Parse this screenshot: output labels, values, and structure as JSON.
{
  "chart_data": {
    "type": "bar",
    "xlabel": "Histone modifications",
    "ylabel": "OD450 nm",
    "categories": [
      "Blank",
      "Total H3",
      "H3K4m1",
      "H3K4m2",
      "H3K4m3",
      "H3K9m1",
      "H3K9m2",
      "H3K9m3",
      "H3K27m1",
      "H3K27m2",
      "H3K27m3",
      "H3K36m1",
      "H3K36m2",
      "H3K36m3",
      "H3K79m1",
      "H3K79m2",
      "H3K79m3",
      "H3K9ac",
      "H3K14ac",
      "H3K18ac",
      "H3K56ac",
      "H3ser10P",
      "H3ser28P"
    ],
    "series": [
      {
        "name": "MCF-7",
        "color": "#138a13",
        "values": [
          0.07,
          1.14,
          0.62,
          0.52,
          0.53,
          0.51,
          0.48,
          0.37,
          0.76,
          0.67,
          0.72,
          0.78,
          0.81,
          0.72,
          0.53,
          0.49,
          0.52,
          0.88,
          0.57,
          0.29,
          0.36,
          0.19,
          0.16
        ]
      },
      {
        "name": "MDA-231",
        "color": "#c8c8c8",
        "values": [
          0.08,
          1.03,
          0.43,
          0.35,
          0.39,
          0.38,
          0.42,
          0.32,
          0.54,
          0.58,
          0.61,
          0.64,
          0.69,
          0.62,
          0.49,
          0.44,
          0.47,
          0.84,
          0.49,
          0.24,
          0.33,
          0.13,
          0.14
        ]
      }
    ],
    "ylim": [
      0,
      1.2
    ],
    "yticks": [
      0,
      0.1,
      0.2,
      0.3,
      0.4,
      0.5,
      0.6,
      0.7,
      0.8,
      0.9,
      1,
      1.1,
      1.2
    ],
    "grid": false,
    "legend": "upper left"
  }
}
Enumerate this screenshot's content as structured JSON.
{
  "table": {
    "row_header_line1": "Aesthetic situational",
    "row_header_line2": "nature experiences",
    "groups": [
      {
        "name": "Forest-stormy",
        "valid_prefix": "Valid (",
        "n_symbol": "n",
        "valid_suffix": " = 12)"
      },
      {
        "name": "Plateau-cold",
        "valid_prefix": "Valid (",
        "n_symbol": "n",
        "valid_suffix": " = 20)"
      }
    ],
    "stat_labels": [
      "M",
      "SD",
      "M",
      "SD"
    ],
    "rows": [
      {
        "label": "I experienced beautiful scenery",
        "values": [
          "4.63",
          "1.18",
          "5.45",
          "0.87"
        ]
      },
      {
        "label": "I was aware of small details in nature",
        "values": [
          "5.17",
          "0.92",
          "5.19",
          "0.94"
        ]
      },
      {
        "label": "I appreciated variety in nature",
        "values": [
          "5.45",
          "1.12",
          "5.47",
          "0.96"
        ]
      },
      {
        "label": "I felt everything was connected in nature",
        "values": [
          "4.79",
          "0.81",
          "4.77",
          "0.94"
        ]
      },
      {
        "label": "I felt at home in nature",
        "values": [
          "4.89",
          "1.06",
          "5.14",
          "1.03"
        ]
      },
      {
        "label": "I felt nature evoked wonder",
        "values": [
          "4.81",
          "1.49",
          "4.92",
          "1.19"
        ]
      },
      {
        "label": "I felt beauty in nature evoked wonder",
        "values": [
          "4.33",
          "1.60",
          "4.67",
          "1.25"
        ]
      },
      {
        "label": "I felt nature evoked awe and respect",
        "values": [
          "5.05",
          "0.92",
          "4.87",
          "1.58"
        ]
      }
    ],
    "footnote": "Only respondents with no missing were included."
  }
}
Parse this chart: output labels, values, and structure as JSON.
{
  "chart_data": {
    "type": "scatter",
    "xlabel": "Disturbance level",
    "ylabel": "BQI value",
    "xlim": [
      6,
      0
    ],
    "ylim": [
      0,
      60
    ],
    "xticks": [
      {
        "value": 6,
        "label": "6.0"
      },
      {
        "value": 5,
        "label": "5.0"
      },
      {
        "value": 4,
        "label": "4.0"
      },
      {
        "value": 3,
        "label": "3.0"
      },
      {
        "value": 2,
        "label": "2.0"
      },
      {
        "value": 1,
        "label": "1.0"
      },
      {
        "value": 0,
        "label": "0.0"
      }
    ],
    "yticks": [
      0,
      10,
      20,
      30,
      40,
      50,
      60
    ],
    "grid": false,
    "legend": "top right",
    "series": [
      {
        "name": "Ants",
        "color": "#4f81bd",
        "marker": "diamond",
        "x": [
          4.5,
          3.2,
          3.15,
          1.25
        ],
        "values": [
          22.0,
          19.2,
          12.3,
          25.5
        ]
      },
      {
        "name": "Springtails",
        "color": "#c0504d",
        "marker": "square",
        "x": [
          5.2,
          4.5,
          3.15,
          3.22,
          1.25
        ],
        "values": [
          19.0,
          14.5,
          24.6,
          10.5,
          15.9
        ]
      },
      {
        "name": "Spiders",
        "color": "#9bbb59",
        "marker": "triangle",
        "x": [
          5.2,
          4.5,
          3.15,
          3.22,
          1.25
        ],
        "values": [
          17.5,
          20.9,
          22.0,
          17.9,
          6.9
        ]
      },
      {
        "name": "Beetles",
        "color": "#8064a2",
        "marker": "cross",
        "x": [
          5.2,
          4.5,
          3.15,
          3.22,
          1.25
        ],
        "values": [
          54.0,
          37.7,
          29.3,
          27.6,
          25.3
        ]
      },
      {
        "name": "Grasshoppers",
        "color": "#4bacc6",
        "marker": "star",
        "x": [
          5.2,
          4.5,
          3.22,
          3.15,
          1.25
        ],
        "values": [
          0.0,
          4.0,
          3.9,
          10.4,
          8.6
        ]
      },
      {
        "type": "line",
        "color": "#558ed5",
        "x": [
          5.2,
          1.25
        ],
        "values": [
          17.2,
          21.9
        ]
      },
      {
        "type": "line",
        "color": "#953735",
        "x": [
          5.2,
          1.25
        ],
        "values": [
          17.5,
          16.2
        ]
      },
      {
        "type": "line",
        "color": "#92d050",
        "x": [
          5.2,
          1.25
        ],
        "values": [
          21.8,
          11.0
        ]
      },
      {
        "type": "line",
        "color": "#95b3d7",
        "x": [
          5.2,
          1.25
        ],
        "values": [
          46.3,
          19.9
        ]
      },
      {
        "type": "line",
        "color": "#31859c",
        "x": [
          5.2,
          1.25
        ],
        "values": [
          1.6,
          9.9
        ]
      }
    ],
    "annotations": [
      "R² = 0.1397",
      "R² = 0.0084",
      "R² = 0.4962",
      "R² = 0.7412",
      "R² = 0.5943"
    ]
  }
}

********************

BRIEF -
The records above should be duplicated in full, exactly as given.

SOLUTION TO THIS TASK -
Parse this screenshot: output labels, values, and structure as JSON.
{
  "chart_data": {
    "type": "bar",
    "xlabel": "Histone modifications",
    "ylabel": "OD450 nm",
    "categories": [
      "Blank",
      "Total H3",
      "H3K4m1",
      "H3K4m2",
      "H3K4m3",
      "H3K9m1",
      "H3K9m2",
      "H3K9m3",
      "H3K27m1",
      "H3K27m2",
      "H3K27m3",
      "H3K36m1",
      "H3K36m2",
      "H3K36m3",
      "H3K79m1",
      "H3K79m2",
      "H3K79m3",
      "H3K9ac",
      "H3K14ac",
      "H3K18ac",
      "H3K56ac",
      "H3ser10P",
      "H3ser28P"
    ],
    "series": [
      {
        "name": "MCF-7",
        "color": "#138a13",
        "values": [
          0.07,
          1.14,
          0.62,
          0.52,
          0.53,
          0.51,
          0.48,
          0.37,
          0.76,
          0.67,
          0.72,
          0.78,
          0.81,
          0.72,
          0.53,
          0.49,
          0.52,
          0.88,
          0.57,
          0.29,
          0.36,
          0.19,
          0.16
        ]
      },
      {
        "name": "MDA-231",
        "color": "#c8c8c8",
        "values": [
          0.08,
          1.03,
          0.43,
          0.35,
          0.39,
          0.38,
          0.42,
          0.32,
          0.54,
          0.58,
          0.61,
          0.64,
          0.69,
          0.62,
          0.49,
          0.44,
          0.47,
          0.84,
          0.49,
          0.24,
          0.33,
          0.13,
          0.14
        ]
      }
    ],
    "ylim": [
      0,
      1.2
    ],
    "yticks": [
      0,
      0.1,
      0.2,
      0.3,
      0.4,
      0.5,
      0.6,
      0.7,
      0.8,
      0.9,
      1,
      1.1,
      1.2
    ],
    "grid": false,
    "legend": "upper left"
  }
}
Enumerate this screenshot's content as structured JSON.
{
  "table": {
    "row_header_line1": "Aesthetic situational",
    "row_header_line2": "nature experiences",
    "groups": [
      {
        "name": "Forest-stormy",
        "valid_prefix": "Valid (",
        "n_symbol": "n",
        "valid_suffix": " = 12)"
      },
      {
        "name": "Plateau-cold",
        "valid_prefix": "Valid (",
        "n_symbol": "n",
        "valid_suffix": " = 20)"
      }
    ],
    "stat_labels": [
      "M",
      "SD",
      "M",
      "SD"
    ],
    "rows": [
      {
        "label": "I experienced beautiful scenery",
        "values": [
          "4.63",
          "1.18",
          "5.45",
          "0.87"
        ]
      },
      {
        "label": "I was aware of small details in nature",
        "values": [
          "5.17",
          "0.92",
          "5.19",
          "0.94"
        ]
      },
      {
        "label": "I appreciated variety in nature",
        "values": [
          "5.45",
          "1.12",
          "5.47",
          "0.96"
        ]
      },
      {
        "label": "I felt everything was connected in nature",
        "values": [
          "4.79",
          "0.81",
          "4.77",
          "0.94"
        ]
      },
      {
        "label": "I felt at home in nature",
        "values": [
          "4.89",
          "1.06",
          "5.14",
          "1.03"
        ]
      },
      {
        "label": "I felt nature evoked wonder",
        "values": [
          "4.81",
          "1.49",
          "4.92",
          "1.19"
        ]
      },
      {
        "label": "I felt beauty in nature evoked wonder",
        "values": [
          "4.33",
          "1.60",
          "4.67",
          "1.25"
        ]
      },
      {
        "label": "I felt nature evoked awe and respect",
        "values": [
          "5.05",
          "0.92",
          "4.87",
          "1.58"
        ]
      }
    ],
    "footnote": "Only respondents with no missing were included."
  }
}
Parse this chart: output labels, values, and structure as JSON.
{
  "chart_data": {
    "type": "scatter",
    "xlabel": "Disturbance level",
    "ylabel": "BQI value",
    "xlim": [
      6,
      0
    ],
    "ylim": [
      0,
      60
    ],
    "xticks": [
      {
        "value": 6,
        "label": "6.0"
      },
      {
        "value": 5,
        "label": "5.0"
      },
      {
        "value": 4,
        "label": "4.0"
      },
      {
        "value": 3,
        "label": "3.0"
      },
      {
        "value": 2,
        "label": "2.0"
      },
      {
        "value": 1,
        "label": "1.0"
      },
      {
        "value": 0,
        "label": "0.0"
      }
    ],
    "yticks": [
      0,
      10,
      20,
      30,
      40,
      50,
      60
    ],
    "grid": false,
    "legend": "top right",
    "series": [
      {
        "name": "Ants",
        "color": "#4f81bd",
        "marker": "diamond",
        "x": [
          4.5,
          3.2,
          3.15,
          1.25
        ],
        "values": [
          22.0,
          19.2,
          12.3,
          25.5
        ]
      },
      {
        "name": "Springtails",
        "color": "#c0504d",
        "marker": "square",
        "x": [
          5.2,
          4.5,
          3.15,
          3.22,
          1.25
        ],
        "values": [
          19.0,
          14.5,
          24.6,
          10.5,
          15.9
        ]
      },
      {
        "name": "Spiders",
        "color": "#9bbb59",
        "marker": "triangle",
        "x": [
          5.2,
          4.5,
          3.15,
          3.22,
          1.25
        ],
        "values": [
          17.5,
          20.9,
          22.0,
          17.9,
          6.9
        ]
      },
      {
        "name": "Beetles",
        "color": "#8064a2",
        "marker": "cross",
        "x": [
          5.2,
          4.5,
          3.15,
          3.22,
          1.25
        ],
        "values": [
          54.0,
          37.7,
          29.3,
          27.6,
          25.3
        ]
      },
      {
        "name": "Grasshoppers",
        "color": "#4bacc6",
        "marker": "star",
        "x": [
          5.2,
          4.5,
          3.22,
          3.15,
          1.25
        ],
        "values": [
          0.0,
          4.0,
          3.9,
          10.4,
          8.6
        ]
      },
      {
        "type": "line",
        "color": "#558ed5",
        "x": [
          5.2,
          1.25
        ],
        "values": [
          17.2,
          21.9
        ]
      },
      {
        "type": "line",
        "color": "#953735",
        "x": [
          5.2,
          1.25
        ],
        "values": [
          17.5,
          16.2
        ]
      },
      {
        "type": "line",
        "color": "#92d050",
        "x": [
          5.2,
          1.25
        ],
        "values": [
          21.8,
          11.0
        ]
      },
      {
        "type": "line",
        "color": "#95b3d7",
        "x": [
          5.2,
          1.25
        ],
        "values": [
          46.3,
          19.9
        ]
      },
      {
        "type": "line",
        "color": "#31859c",
        "x": [
          5.2,
          1.25
        ],
        "values": [
          1.6,
          9.9
        ]
      }
    ],
    "annotations": [
      "R² = 0.1397",
      "R² = 0.0084",
      "R² = 0.4962",
      "R² = 0.7412",
      "R² = 0.5943"
    ]
  }
}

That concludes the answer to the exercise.